§ **Assignment**
An exact transcription of all the entries is needed; pictures stay out.

§ **Data excerpts**
┄┄┄┄┄┄┄┄┄┄
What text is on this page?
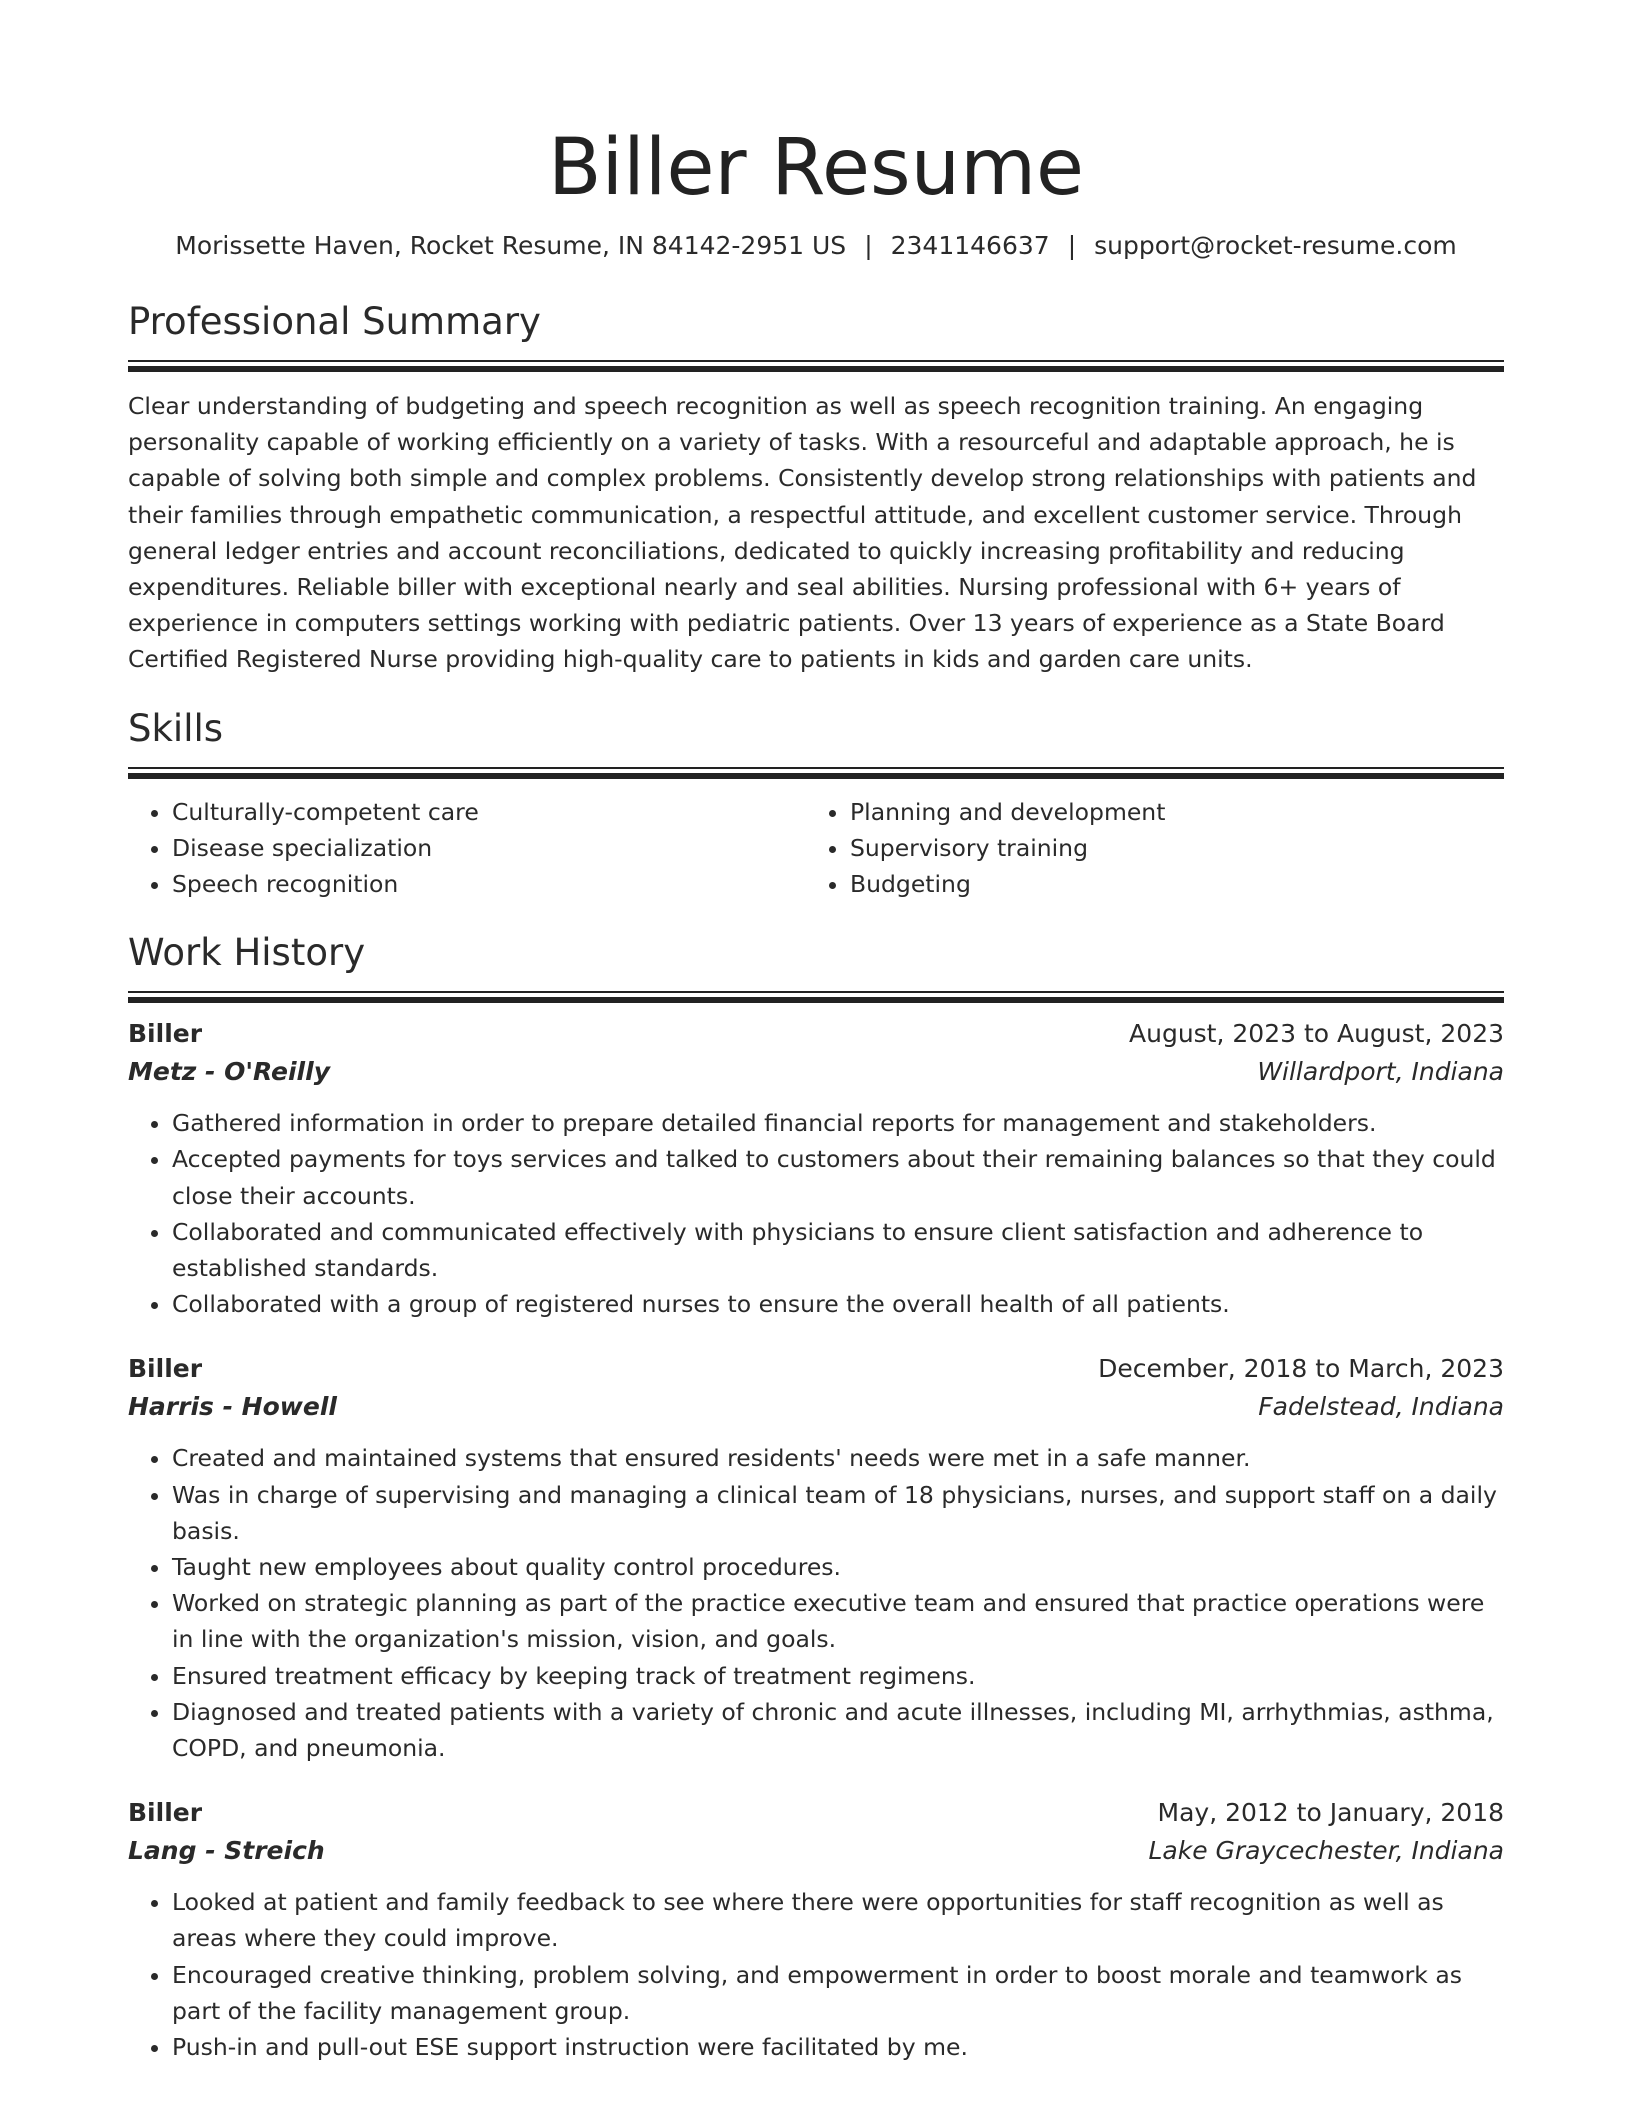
Biller Resume
Morissette Haven, Rocket Resume, IN 84142-2951 US | 2341146637 | support@rocket-resume.com
Professional Summary
Clear understanding of budgeting and speech recognition as well as speech recognition training. An engaging personality capable of working efficiently on a variety of tasks. With a resourceful and adaptable approach, he is capable of solving both simple and complex problems. Consistently develop strong relationships with patients and their families through empathetic communication, a respectful attitude, and excellent customer service. Through general ledger entries and account reconciliations, dedicated to quickly increasing profitability and reducing expenditures. Reliable biller with exceptional nearly and seal abilities. Nursing professional with 6+ years of experience in computers settings working with pediatric patients. Over 13 years of experience as a State Board Certified Registered Nurse providing high-quality care to patients in kids and garden care units.
Skills
• Culturally-competent care
• Disease specialization
• Speech recognition
• Planning and development
• Supervisory training
• Budgeting
Work History
Biller	August, 2023 to August, 2023
Metz - O'Reilly	Willardport, Indiana
• Gathered information in order to prepare detailed financial reports for management and stakeholders.
• Accepted payments for toys services and talked to customers about their remaining balances so that they could close their accounts.
• Collaborated and communicated effectively with physicians to ensure client satisfaction and adherence to established standards.
• Collaborated with a group of registered nurses to ensure the overall health of all patients.
Biller	December, 2018 to March, 2023
Harris - Howell	Fadelstead, Indiana
• Created and maintained systems that ensured residents' needs were met in a safe manner.
• Was in charge of supervising and managing a clinical team of 18 physicians, nurses, and support staff on a daily basis.
• Taught new employees about quality control procedures.
• Worked on strategic planning as part of the practice executive team and ensured that practice operations were in line with the organization's mission, vision, and goals.
• Ensured treatment efficacy by keeping track of treatment regimens.
• Diagnosed and treated patients with a variety of chronic and acute illnesses, including MI, arrhythmias, asthma, COPD, and pneumonia.
Biller	May, 2012 to January, 2018
Lang - Streich	Lake Graycechester, Indiana
• Looked at patient and family feedback to see where there were opportunities for staff recognition as well as areas where they could improve.
• Encouraged creative thinking, problem solving, and empowerment in order to boost morale and teamwork as part of the facility management group.
• Push-in and pull-out ESE support instruction were facilitated by me.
┄┄┄┄┄┄┄┄┄┄
§ **Finished task**
What text is on this page?
Biller Resume
Morissette Haven, Rocket Resume, IN 84142-2951 US | 2341146637 | support@rocket-resume.com
Professional Summary
Clear understanding of budgeting and speech recognition as well as speech recognition training. An engaging personality capable of working efficiently on a variety of tasks. With a resourceful and adaptable approach, he is capable of solving both simple and complex problems. Consistently develop strong relationships with patients and their families through empathetic communication, a respectful attitude, and excellent customer service. Through general ledger entries and account reconciliations, dedicated to quickly increasing profitability and reducing expenditures. Reliable biller with exceptional nearly and seal abilities. Nursing professional with 6+ years of experience in computers settings working with pediatric patients. Over 13 years of experience as a State Board Certified Registered Nurse providing high-quality care to patients in kids and garden care units.
Skills
• Culturally-competent care
• Disease specialization
• Speech recognition
• Planning and development
• Supervisory training
• Budgeting
Work History
Biller	August, 2023 to August, 2023
Metz - O'Reilly	Willardport, Indiana
• Gathered information in order to prepare detailed financial reports for management and stakeholders.
• Accepted payments for toys services and talked to customers about their remaining balances so that they could close their accounts.
• Collaborated and communicated effectively with physicians to ensure client satisfaction and adherence to established standards.
• Collaborated with a group of registered nurses to ensure the overall health of all patients.
Biller	December, 2018 to March, 2023
Harris - Howell	Fadelstead, Indiana
• Created and maintained systems that ensured residents' needs were met in a safe manner.
• Was in charge of supervising and managing a clinical team of 18 physicians, nurses, and support staff on a daily basis.
• Taught new employees about quality control procedures.
• Worked on strategic planning as part of the practice executive team and ensured that practice operations were in line with the organization's mission, vision, and goals.
• Ensured treatment efficacy by keeping track of treatment regimens.
• Diagnosed and treated patients with a variety of chronic and acute illnesses, including MI, arrhythmias, asthma, COPD, and pneumonia.
Biller	May, 2012 to January, 2018
Lang - Streich	Lake Graycechester, Indiana
• Looked at patient and family feedback to see where there were opportunities for staff recognition as well as areas where they could improve.
• Encouraged creative thinking, problem solving, and empowerment in order to boost morale and teamwork as part of the facility management group.
• Push-in and pull-out ESE support instruction were facilitated by me.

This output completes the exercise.